--- START OF Dataset records ---

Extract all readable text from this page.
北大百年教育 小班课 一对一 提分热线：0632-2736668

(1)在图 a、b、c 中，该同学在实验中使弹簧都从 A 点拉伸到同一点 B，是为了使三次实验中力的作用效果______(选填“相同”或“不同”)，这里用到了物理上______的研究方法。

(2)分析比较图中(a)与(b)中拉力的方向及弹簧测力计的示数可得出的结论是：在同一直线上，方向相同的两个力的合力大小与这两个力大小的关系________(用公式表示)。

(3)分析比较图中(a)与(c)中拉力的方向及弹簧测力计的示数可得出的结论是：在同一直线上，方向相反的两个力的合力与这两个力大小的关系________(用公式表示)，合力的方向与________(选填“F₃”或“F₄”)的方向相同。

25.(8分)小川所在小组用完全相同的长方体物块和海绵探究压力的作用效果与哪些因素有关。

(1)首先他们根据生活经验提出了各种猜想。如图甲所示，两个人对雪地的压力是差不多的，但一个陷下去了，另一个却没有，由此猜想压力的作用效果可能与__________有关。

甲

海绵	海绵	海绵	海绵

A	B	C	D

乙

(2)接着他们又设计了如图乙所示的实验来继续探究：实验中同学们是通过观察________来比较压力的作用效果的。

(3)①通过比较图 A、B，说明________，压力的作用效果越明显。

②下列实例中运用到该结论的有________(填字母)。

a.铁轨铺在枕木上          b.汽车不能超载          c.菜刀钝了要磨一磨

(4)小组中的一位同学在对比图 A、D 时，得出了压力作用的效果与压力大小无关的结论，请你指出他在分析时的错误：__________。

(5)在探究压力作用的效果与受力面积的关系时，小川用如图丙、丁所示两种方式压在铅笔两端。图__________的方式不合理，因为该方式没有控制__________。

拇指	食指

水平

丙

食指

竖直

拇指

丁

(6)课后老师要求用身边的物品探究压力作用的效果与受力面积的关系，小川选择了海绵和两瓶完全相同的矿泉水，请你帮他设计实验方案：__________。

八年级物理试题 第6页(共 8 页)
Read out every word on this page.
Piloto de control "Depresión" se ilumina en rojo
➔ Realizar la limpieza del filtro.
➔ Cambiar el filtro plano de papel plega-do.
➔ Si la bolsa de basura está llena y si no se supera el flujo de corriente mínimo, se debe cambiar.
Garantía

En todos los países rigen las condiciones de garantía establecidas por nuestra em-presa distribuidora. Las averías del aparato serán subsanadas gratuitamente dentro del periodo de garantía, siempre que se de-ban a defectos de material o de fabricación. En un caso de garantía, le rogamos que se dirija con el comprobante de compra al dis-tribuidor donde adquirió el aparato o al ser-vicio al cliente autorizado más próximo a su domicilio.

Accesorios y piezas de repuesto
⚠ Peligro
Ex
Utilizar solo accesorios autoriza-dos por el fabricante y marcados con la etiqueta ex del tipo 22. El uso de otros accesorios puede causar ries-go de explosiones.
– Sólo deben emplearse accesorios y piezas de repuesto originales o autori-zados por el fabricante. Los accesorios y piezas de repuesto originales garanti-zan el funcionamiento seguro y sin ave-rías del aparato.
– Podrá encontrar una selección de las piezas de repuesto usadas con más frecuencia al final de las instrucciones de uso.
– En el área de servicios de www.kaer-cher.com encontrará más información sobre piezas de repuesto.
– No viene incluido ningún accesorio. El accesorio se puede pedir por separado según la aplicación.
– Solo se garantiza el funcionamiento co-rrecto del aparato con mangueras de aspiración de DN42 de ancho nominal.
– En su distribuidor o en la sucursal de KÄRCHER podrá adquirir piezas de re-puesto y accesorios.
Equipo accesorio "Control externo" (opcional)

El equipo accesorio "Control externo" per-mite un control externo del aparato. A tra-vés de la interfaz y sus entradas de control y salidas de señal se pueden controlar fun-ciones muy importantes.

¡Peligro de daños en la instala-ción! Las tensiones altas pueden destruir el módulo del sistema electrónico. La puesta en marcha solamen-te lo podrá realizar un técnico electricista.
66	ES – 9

--- END OF Dataset records ---

Task details: What is the number of lines in the listing that include the word "pueden"? Give that number and nothing else.

Result: 2